◆ Given instruction
Records follow. Select each line holding "title".

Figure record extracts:
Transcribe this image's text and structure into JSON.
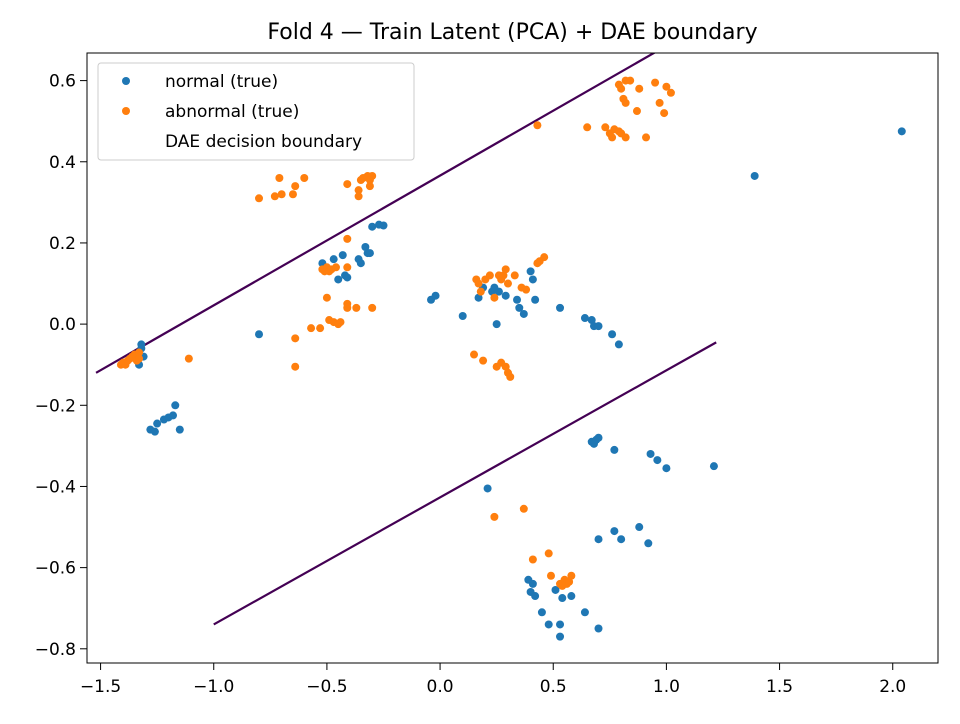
{
  "chart_data": {
    "type": "scatter",
    "title": "Fold 4 — Train Latent (PCA) + DAE boundary",
    "xlabel": "",
    "ylabel": "",
    "xlim": [
      -1.56,
      2.2
    ],
    "ylim": [
      -0.835,
      0.668
    ],
    "x_ticks": [
      -1.5,
      -1.0,
      -0.5,
      0.0,
      0.5,
      1.0,
      1.5,
      2.0
    ],
    "x_tick_labels": [
      "−1.5",
      "−1.0",
      "−0.5",
      "0.0",
      "0.5",
      "1.0",
      "1.5",
      "2.0"
    ],
    "y_ticks": [
      -0.8,
      -0.6,
      -0.4,
      -0.2,
      0.0,
      0.2,
      0.4,
      0.6
    ],
    "y_tick_labels": [
      "−0.8",
      "−0.6",
      "−0.4",
      "−0.2",
      "0.0",
      "0.2",
      "0.4",
      "0.6"
    ],
    "grid": false,
    "legend_position": "upper-left",
    "legend": [
      {
        "label": "normal (true)",
        "kind": "marker",
        "color": "#1f77b4"
      },
      {
        "label": "abnormal (true)",
        "kind": "marker",
        "color": "#ff7f0e"
      },
      {
        "label": "DAE decision boundary",
        "kind": "none",
        "color": "#440154"
      }
    ],
    "series": [
      {
        "name": "normal (true)",
        "color": "#1f77b4",
        "points": [
          [
            -1.34,
            -0.08
          ],
          [
            -1.33,
            -0.07
          ],
          [
            -1.32,
            -0.06
          ],
          [
            -1.33,
            -0.1
          ],
          [
            -1.31,
            -0.08
          ],
          [
            -1.32,
            -0.05
          ],
          [
            -1.28,
            -0.26
          ],
          [
            -1.26,
            -0.265
          ],
          [
            -1.25,
            -0.245
          ],
          [
            -1.22,
            -0.235
          ],
          [
            -1.2,
            -0.23
          ],
          [
            -1.18,
            -0.225
          ],
          [
            -1.17,
            -0.2
          ],
          [
            -1.15,
            -0.26
          ],
          [
            -0.8,
            -0.025
          ],
          [
            -0.52,
            0.15
          ],
          [
            -0.47,
            0.16
          ],
          [
            -0.45,
            0.11
          ],
          [
            -0.43,
            0.17
          ],
          [
            -0.42,
            0.12
          ],
          [
            -0.41,
            0.115
          ],
          [
            -0.36,
            0.16
          ],
          [
            -0.35,
            0.15
          ],
          [
            -0.33,
            0.19
          ],
          [
            -0.32,
            0.175
          ],
          [
            -0.31,
            0.175
          ],
          [
            -0.3,
            0.24
          ],
          [
            -0.27,
            0.245
          ],
          [
            -0.25,
            0.243
          ],
          [
            -0.04,
            0.06
          ],
          [
            -0.02,
            0.07
          ],
          [
            0.1,
            0.02
          ],
          [
            0.17,
            0.065
          ],
          [
            0.19,
            0.09
          ],
          [
            0.23,
            0.08
          ],
          [
            0.24,
            0.09
          ],
          [
            0.25,
            0.0
          ],
          [
            0.26,
            0.08
          ],
          [
            0.29,
            0.07
          ],
          [
            0.34,
            0.06
          ],
          [
            0.35,
            0.04
          ],
          [
            0.37,
            0.025
          ],
          [
            0.4,
            0.13
          ],
          [
            0.41,
            0.11
          ],
          [
            0.42,
            0.06
          ],
          [
            0.53,
            0.04
          ],
          [
            0.64,
            0.015
          ],
          [
            0.67,
            0.01
          ],
          [
            0.68,
            -0.005
          ],
          [
            0.7,
            -0.005
          ],
          [
            0.76,
            -0.025
          ],
          [
            0.79,
            -0.05
          ],
          [
            0.67,
            -0.29
          ],
          [
            0.68,
            -0.295
          ],
          [
            0.69,
            -0.285
          ],
          [
            0.7,
            -0.28
          ],
          [
            0.77,
            -0.31
          ],
          [
            0.93,
            -0.32
          ],
          [
            0.96,
            -0.335
          ],
          [
            1.0,
            -0.355
          ],
          [
            1.21,
            -0.35
          ],
          [
            0.21,
            -0.405
          ],
          [
            0.77,
            -0.51
          ],
          [
            0.8,
            -0.53
          ],
          [
            0.7,
            -0.53
          ],
          [
            0.88,
            -0.5
          ],
          [
            0.92,
            -0.54
          ],
          [
            0.39,
            -0.63
          ],
          [
            0.4,
            -0.66
          ],
          [
            0.41,
            -0.64
          ],
          [
            0.42,
            -0.67
          ],
          [
            0.45,
            -0.71
          ],
          [
            0.48,
            -0.74
          ],
          [
            0.51,
            -0.655
          ],
          [
            0.53,
            -0.74
          ],
          [
            0.53,
            -0.77
          ],
          [
            0.54,
            -0.675
          ],
          [
            0.58,
            -0.67
          ],
          [
            0.64,
            -0.71
          ],
          [
            0.7,
            -0.75
          ],
          [
            1.39,
            0.365
          ],
          [
            2.04,
            0.475
          ]
        ]
      },
      {
        "name": "abnormal (true)",
        "color": "#ff7f0e",
        "points": [
          [
            -1.41,
            -0.1
          ],
          [
            -1.4,
            -0.095
          ],
          [
            -1.39,
            -0.1
          ],
          [
            -1.38,
            -0.09
          ],
          [
            -1.37,
            -0.085
          ],
          [
            -1.36,
            -0.08
          ],
          [
            -1.35,
            -0.075
          ],
          [
            -1.34,
            -0.09
          ],
          [
            -1.33,
            -0.07
          ],
          [
            -1.33,
            -0.085
          ],
          [
            -1.11,
            -0.085
          ],
          [
            -0.8,
            0.31
          ],
          [
            -0.73,
            0.315
          ],
          [
            -0.71,
            0.36
          ],
          [
            -0.7,
            0.32
          ],
          [
            -0.65,
            0.32
          ],
          [
            -0.64,
            0.34
          ],
          [
            -0.6,
            0.36
          ],
          [
            -0.52,
            0.135
          ],
          [
            -0.51,
            0.13
          ],
          [
            -0.5,
            0.14
          ],
          [
            -0.49,
            0.13
          ],
          [
            -0.48,
            0.135
          ],
          [
            -0.46,
            0.14
          ],
          [
            -0.41,
            0.14
          ],
          [
            -0.41,
            0.21
          ],
          [
            -0.5,
            0.065
          ],
          [
            -0.49,
            0.01
          ],
          [
            -0.47,
            0.005
          ],
          [
            -0.45,
            0.0
          ],
          [
            -0.44,
            0.005
          ],
          [
            -0.41,
            0.05
          ],
          [
            -0.41,
            0.04
          ],
          [
            -0.37,
            0.04
          ],
          [
            -0.3,
            0.04
          ],
          [
            -0.53,
            -0.01
          ],
          [
            -0.57,
            -0.01
          ],
          [
            -0.64,
            -0.035
          ],
          [
            -0.64,
            -0.105
          ],
          [
            -0.41,
            0.345
          ],
          [
            -0.36,
            0.33
          ],
          [
            -0.36,
            0.315
          ],
          [
            -0.35,
            0.355
          ],
          [
            -0.34,
            0.36
          ],
          [
            -0.32,
            0.365
          ],
          [
            -0.31,
            0.34
          ],
          [
            -0.31,
            0.355
          ],
          [
            -0.3,
            0.365
          ],
          [
            0.16,
            0.11
          ],
          [
            0.17,
            0.1
          ],
          [
            0.18,
            0.08
          ],
          [
            0.2,
            0.11
          ],
          [
            0.22,
            0.12
          ],
          [
            0.24,
            0.065
          ],
          [
            0.26,
            0.12
          ],
          [
            0.27,
            0.11
          ],
          [
            0.28,
            0.12
          ],
          [
            0.29,
            0.135
          ],
          [
            0.3,
            0.1
          ],
          [
            0.33,
            0.12
          ],
          [
            0.36,
            0.09
          ],
          [
            0.38,
            0.085
          ],
          [
            0.43,
            0.15
          ],
          [
            0.44,
            0.155
          ],
          [
            0.46,
            0.165
          ],
          [
            0.15,
            -0.075
          ],
          [
            0.19,
            -0.09
          ],
          [
            0.27,
            -0.095
          ],
          [
            0.29,
            -0.105
          ],
          [
            0.3,
            -0.12
          ],
          [
            0.31,
            -0.13
          ],
          [
            0.25,
            -0.105
          ],
          [
            0.43,
            0.49
          ],
          [
            0.65,
            0.485
          ],
          [
            0.73,
            0.485
          ],
          [
            0.75,
            0.47
          ],
          [
            0.76,
            0.46
          ],
          [
            0.77,
            0.48
          ],
          [
            0.79,
            0.475
          ],
          [
            0.8,
            0.47
          ],
          [
            0.82,
            0.46
          ],
          [
            0.91,
            0.46
          ],
          [
            0.95,
            0.595
          ],
          [
            0.97,
            0.545
          ],
          [
            0.99,
            0.52
          ],
          [
            1.0,
            0.585
          ],
          [
            1.02,
            0.57
          ],
          [
            0.79,
            0.59
          ],
          [
            0.8,
            0.58
          ],
          [
            0.81,
            0.555
          ],
          [
            0.82,
            0.6
          ],
          [
            0.82,
            0.545
          ],
          [
            0.84,
            0.6
          ],
          [
            0.87,
            0.525
          ],
          [
            0.88,
            0.58
          ],
          [
            0.24,
            -0.475
          ],
          [
            0.37,
            -0.455
          ],
          [
            0.41,
            -0.58
          ],
          [
            0.48,
            -0.565
          ],
          [
            0.49,
            -0.62
          ],
          [
            0.53,
            -0.64
          ],
          [
            0.54,
            -0.645
          ],
          [
            0.55,
            -0.63
          ],
          [
            0.56,
            -0.64
          ],
          [
            0.57,
            -0.635
          ],
          [
            0.58,
            -0.62
          ]
        ]
      }
    ],
    "boundary_lines": [
      {
        "name": "DAE decision boundary",
        "color": "#440154",
        "points": [
          [
            -1.52,
            -0.12
          ],
          [
            1.42,
            0.82
          ]
        ]
      },
      {
        "name": "DAE decision boundary",
        "color": "#440154",
        "points": [
          [
            -1.0,
            -0.74
          ],
          [
            1.22,
            -0.045
          ]
        ]
      }
    ]
  }
}
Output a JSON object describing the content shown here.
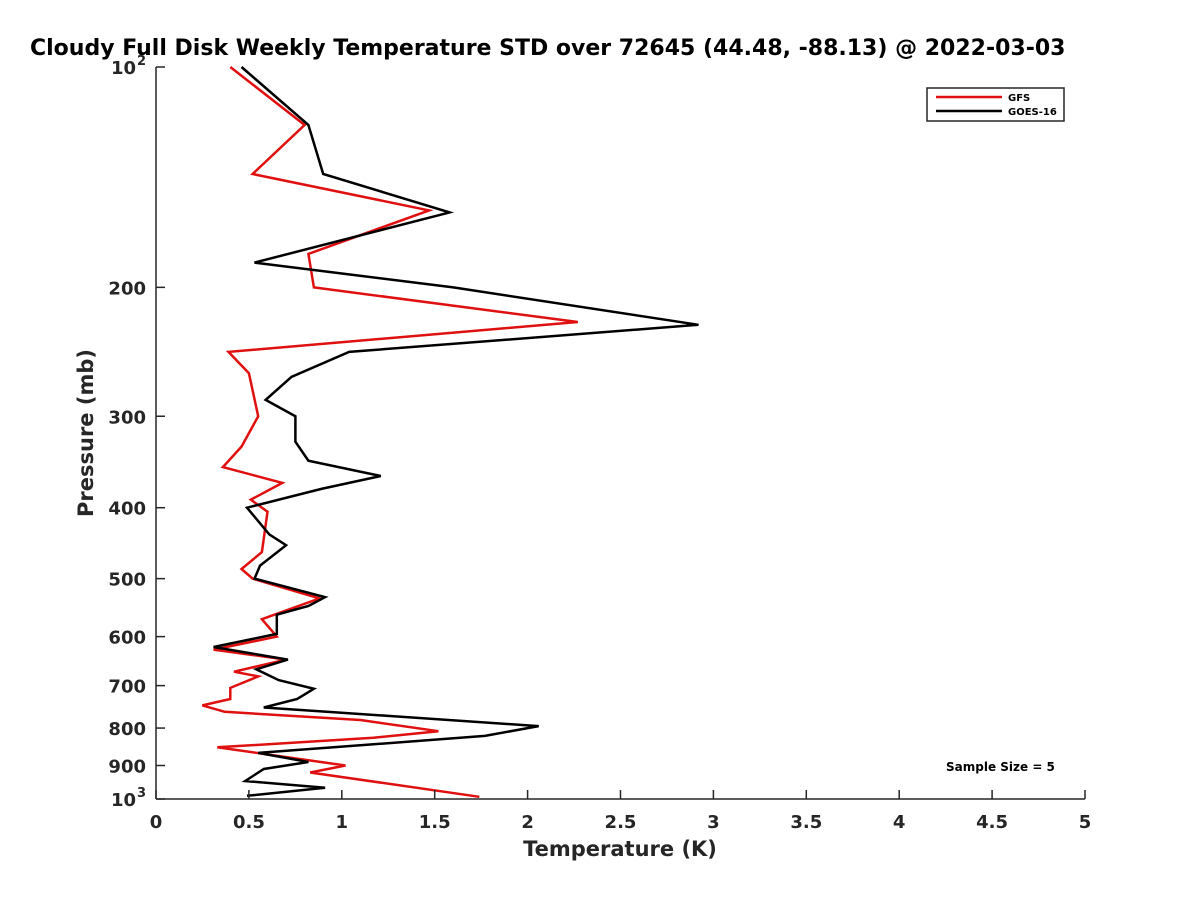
{
  "chart_data": {
    "type": "line",
    "title": "Cloudy Full Disk Weekly Temperature STD over 72645 (44.48, -88.13) @ 2022-03-03",
    "xlabel": "Temperature (K)",
    "ylabel": "Pressure (mb)",
    "xlim": [
      0,
      5
    ],
    "ylim": [
      100,
      1000
    ],
    "y_scale": "log",
    "y_reversed": true,
    "x_ticks": [
      "0",
      "0.5",
      "1",
      "1.5",
      "2",
      "2.5",
      "3",
      "3.5",
      "4",
      "4.5",
      "5"
    ],
    "y_ticks": [
      {
        "value": 100,
        "base": "10",
        "exp": "2"
      },
      {
        "value": 200,
        "label": "200"
      },
      {
        "value": 300,
        "label": "300"
      },
      {
        "value": 400,
        "label": "400"
      },
      {
        "value": 500,
        "label": "500"
      },
      {
        "value": 600,
        "label": "600"
      },
      {
        "value": 700,
        "label": "700"
      },
      {
        "value": 800,
        "label": "800"
      },
      {
        "value": 900,
        "label": "900"
      },
      {
        "value": 1000,
        "base": "10",
        "exp": "3"
      }
    ],
    "legend_position": "top-right",
    "annotation": "Sample Size = 5",
    "series": [
      {
        "name": "GFS",
        "color": "#e01010",
        "points": [
          [
            0.4,
            100
          ],
          [
            0.8,
            120
          ],
          [
            0.52,
            140
          ],
          [
            1.47,
            157
          ],
          [
            0.82,
            180
          ],
          [
            0.85,
            200
          ],
          [
            2.27,
            223
          ],
          [
            0.39,
            245
          ],
          [
            0.5,
            262
          ],
          [
            0.55,
            300
          ],
          [
            0.46,
            330
          ],
          [
            0.36,
            352
          ],
          [
            0.68,
            370
          ],
          [
            0.51,
            390
          ],
          [
            0.6,
            405
          ],
          [
            0.57,
            460
          ],
          [
            0.46,
            485
          ],
          [
            0.52,
            500
          ],
          [
            0.88,
            532
          ],
          [
            0.57,
            568
          ],
          [
            0.65,
            600
          ],
          [
            0.31,
            625
          ],
          [
            0.7,
            645
          ],
          [
            0.42,
            670
          ],
          [
            0.55,
            680
          ],
          [
            0.4,
            705
          ],
          [
            0.4,
            730
          ],
          [
            0.25,
            745
          ],
          [
            0.37,
            760
          ],
          [
            1.1,
            780
          ],
          [
            1.52,
            808
          ],
          [
            1.17,
            825
          ],
          [
            0.33,
            850
          ],
          [
            1.02,
            900
          ],
          [
            0.83,
            920
          ],
          [
            1.74,
            993
          ]
        ]
      },
      {
        "name": "GOES-16",
        "color": "#000000",
        "points": [
          [
            0.46,
            100
          ],
          [
            0.82,
            120
          ],
          [
            0.9,
            140
          ],
          [
            1.58,
            158
          ],
          [
            0.53,
            185
          ],
          [
            1.6,
            200
          ],
          [
            2.92,
            225
          ],
          [
            1.04,
            245
          ],
          [
            0.73,
            265
          ],
          [
            0.59,
            285
          ],
          [
            0.75,
            300
          ],
          [
            0.75,
            325
          ],
          [
            0.82,
            345
          ],
          [
            1.21,
            362
          ],
          [
            0.89,
            377
          ],
          [
            0.49,
            400
          ],
          [
            0.61,
            435
          ],
          [
            0.7,
            450
          ],
          [
            0.56,
            480
          ],
          [
            0.53,
            500
          ],
          [
            0.91,
            530
          ],
          [
            0.82,
            545
          ],
          [
            0.65,
            560
          ],
          [
            0.65,
            595
          ],
          [
            0.31,
            620
          ],
          [
            0.71,
            645
          ],
          [
            0.54,
            665
          ],
          [
            0.66,
            688
          ],
          [
            0.85,
            707
          ],
          [
            0.76,
            730
          ],
          [
            0.58,
            750
          ],
          [
            2.06,
            795
          ],
          [
            1.77,
            820
          ],
          [
            0.55,
            865
          ],
          [
            0.82,
            890
          ],
          [
            0.58,
            910
          ],
          [
            0.48,
            945
          ],
          [
            0.91,
            965
          ],
          [
            0.49,
            990
          ]
        ]
      }
    ]
  }
}
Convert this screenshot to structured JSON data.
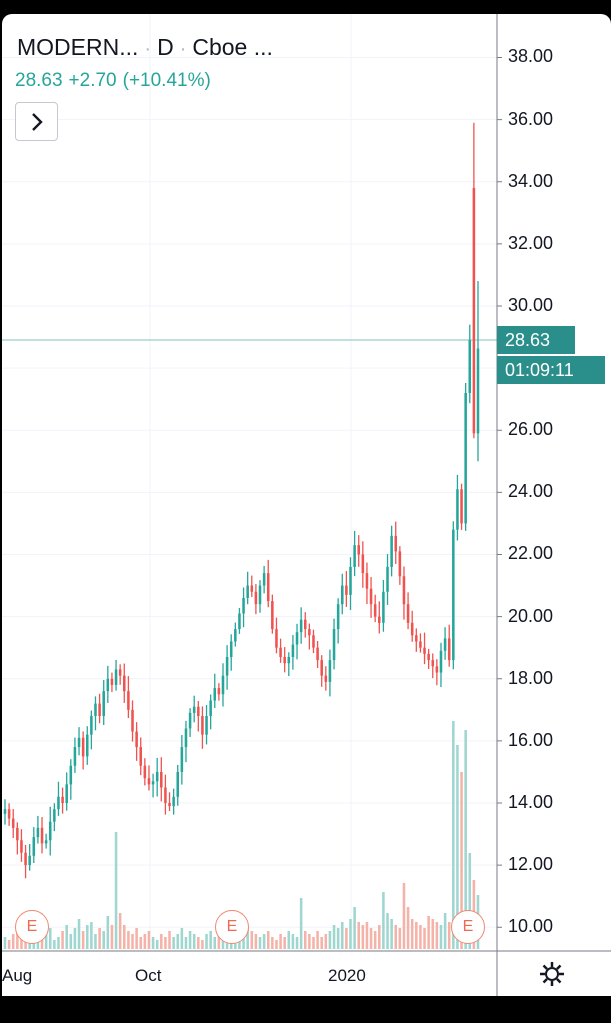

◆ Response to this task
    "title": "Fold 4 — Train Latent (PCA) + DAE boundary",
    "title": "Cloudy Full Disk Weekly Temperature STD over 72645 (44.48, -88.13) @ 2022-03-03",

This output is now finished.